§ Textabschnitt
◇ ◇ ◇

Trotz Berlin-Boom: Kein deutsches Silicon Valley in Sicht

Nach Erhebungen der Beratungsgesellschaft EY gingen im vergangenen Jahr 70 Prozent (2,1 Mrd Euro) des gesamten Risikokapitalvolumens in Deutschland an Start-Ups in Berlin. Hamburg und Bayern rangieren mit 300, respektive 260 Millionen Euro auf den Plätzen zwei und drei der Länder-Rangliste. Im europaweiten Ranking folgen London (1,7 Mrd Euro), Stockholm (992 Mio Euro) und Paris (687 Mio Euro). "Es zeigt sich, dass wichtige Akteure in die Stadt gekommen sind", sagt Institutschef Wöbken. Ähnlich wie die Politik nach dem Regierungsumzug zahlreiche Verbände und Institutionen nach Berlin geholt habe, locke die Digitalbranche zahlreiche Investoren sowie Akteure der "Old Economy" und der internationalen Szene in die Stadt.

◇ ◇ ◇

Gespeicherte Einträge

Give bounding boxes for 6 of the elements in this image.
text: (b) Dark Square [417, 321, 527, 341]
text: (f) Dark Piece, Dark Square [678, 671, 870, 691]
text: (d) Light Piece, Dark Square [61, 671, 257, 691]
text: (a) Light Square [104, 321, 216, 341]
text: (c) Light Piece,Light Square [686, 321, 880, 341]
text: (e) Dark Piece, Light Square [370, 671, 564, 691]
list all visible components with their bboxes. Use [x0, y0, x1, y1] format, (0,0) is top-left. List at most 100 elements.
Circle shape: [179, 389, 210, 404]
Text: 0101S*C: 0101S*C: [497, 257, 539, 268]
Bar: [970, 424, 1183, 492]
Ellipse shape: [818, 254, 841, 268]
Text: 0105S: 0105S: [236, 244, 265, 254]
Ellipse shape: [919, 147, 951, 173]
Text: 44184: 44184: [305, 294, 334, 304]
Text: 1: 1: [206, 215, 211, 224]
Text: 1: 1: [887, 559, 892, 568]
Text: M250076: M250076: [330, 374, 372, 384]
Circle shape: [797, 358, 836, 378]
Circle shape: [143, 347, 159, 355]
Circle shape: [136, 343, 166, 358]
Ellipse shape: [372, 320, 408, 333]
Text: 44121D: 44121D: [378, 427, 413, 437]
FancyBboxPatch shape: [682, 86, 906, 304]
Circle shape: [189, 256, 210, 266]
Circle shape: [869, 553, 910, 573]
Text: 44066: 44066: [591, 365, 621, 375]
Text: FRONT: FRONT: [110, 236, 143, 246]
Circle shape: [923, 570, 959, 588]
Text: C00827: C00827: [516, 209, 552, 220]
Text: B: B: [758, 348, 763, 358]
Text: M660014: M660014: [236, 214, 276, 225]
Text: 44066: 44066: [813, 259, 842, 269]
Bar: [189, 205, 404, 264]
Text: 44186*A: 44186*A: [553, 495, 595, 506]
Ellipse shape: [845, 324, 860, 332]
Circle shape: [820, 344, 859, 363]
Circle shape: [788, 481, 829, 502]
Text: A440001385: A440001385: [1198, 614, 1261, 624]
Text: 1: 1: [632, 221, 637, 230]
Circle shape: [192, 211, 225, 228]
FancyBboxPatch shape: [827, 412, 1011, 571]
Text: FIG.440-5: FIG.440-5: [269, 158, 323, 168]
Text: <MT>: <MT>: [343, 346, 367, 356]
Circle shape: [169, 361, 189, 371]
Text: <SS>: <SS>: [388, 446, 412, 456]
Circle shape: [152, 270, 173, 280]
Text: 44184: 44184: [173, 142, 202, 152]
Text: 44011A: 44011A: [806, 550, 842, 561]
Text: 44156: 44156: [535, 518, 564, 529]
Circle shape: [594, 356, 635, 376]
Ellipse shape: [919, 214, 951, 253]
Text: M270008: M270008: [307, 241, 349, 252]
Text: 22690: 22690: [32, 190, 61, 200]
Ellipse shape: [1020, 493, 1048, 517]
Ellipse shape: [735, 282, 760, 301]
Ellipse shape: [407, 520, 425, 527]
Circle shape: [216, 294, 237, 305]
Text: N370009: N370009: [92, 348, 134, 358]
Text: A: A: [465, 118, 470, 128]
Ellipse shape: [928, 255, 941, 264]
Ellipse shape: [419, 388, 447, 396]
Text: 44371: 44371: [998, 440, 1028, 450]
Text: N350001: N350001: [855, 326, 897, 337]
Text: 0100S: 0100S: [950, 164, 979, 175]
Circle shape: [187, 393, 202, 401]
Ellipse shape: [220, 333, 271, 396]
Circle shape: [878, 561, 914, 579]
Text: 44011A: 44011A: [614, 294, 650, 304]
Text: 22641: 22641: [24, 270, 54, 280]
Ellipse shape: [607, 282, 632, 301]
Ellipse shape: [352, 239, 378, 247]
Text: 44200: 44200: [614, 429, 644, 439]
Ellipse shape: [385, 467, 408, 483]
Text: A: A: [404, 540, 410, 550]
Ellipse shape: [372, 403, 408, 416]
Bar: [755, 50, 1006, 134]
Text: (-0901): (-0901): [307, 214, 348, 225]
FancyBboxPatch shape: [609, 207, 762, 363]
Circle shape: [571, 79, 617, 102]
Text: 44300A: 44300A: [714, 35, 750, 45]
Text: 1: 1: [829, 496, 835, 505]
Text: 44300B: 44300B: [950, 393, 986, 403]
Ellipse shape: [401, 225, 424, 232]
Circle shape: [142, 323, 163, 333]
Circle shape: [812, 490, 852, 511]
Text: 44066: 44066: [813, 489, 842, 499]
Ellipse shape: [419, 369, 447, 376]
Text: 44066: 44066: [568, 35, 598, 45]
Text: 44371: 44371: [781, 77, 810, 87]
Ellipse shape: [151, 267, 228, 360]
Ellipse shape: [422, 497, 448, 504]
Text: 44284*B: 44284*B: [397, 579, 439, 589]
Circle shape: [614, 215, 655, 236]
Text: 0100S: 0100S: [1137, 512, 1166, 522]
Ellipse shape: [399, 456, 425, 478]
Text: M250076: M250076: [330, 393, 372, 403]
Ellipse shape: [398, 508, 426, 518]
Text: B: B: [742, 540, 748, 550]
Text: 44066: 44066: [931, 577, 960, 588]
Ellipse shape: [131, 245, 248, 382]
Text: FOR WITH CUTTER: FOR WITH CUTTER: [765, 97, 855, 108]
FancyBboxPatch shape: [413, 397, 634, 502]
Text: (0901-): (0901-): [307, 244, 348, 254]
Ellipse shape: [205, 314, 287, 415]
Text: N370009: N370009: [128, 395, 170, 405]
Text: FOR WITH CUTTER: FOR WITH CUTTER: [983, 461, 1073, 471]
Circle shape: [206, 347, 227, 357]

◇ ◇ ◇

§ Aufgabenstellung 1
Fasse den Textabschnitt über Risikokapital für Berliner Start-ups in zwei Sätzen zusammen.
§ Aufgabenstellung 2
Benenne im Textabschnitt über Risikokapital für Berliner Start-ups „Hamburg“ in „Frankfurt“ um und gib dabei die Passage von „Nach Erhebungen der“ bis „in die Stadt.“ wieder.
§ Aufgabenstellung 3
Schreibe den Textabschnitt über Risikokapital für Berliner Start-ups im Anschluss an seinen letzten Satz weiter.

§ Ergebnis 1
Nach Erhebungen von EY gingen im vergangenen Jahr 70 Prozent des gesamten deutschen Risikokapitalvolumens, 2,1 Milliarden Euro, an Start-ups in Berlin, vor Hamburg und Bayern, und im europaweiten Ranking folgen London, Stockholm und Paris. Institutschef Wöbken sagt, wichtige Akteure seien in die Stadt gekommen, und die Digitalbranche locke zahlreiche Investoren sowie Akteure der „Old Economy“ und der internationalen Szene nach Berlin.

§ Ergebnis 2
Nach Erhebungen der Beratungsgesellschaft EY gingen im vergangenen Jahr 70 Prozent (2,1 Mrd Euro) des gesamten Risikokapitalvolumens in Deutschland an Start-Ups in Berlin. Frankfurt und Bayern rangieren mit 300, respektive 260 Millionen Euro auf den Plätzen zwei und drei der Länder-Rangliste. Im europaweiten Ranking folgen London (1,7 Mrd Euro), Stockholm (992 Mio Euro) und Paris (687 Mio Euro). "Es zeigt sich, dass wichtige Akteure in die Stadt gekommen sind", sagt Institutschef Wöbken. Ähnlich wie die Politik nach dem Regierungsumzug zahlreiche Verbände und Institutionen nach Berlin geholt habe, locke die Digitalbranche zahlreiche Investoren sowie Akteure der "Old Economy" und der internationalen Szene in die Stadt.

§ Ergebnis 3
Für Berlins Wirtschaftssenatorin Cornelia Yzer liegt darin die große Chance der Stadt. "Wir sind zwar kein klassischer Industriestandort", sagt die CDU-Politikerin im Gespräch mit der Deutschen Presse-Agentur. Aber schon heute seien in Berlin gegründete Unternehmen zu unverzichtbaren Partnern für multinationale Player geworden. Immer mehr Industriebetriebe investierten in Berlin, so etwa Daimler oder Bayer. "Es ist etwas entstanden, das nachhaltig wirkt", meint Yzer. "Die Start-Up-Szene ist erwachsen geworden."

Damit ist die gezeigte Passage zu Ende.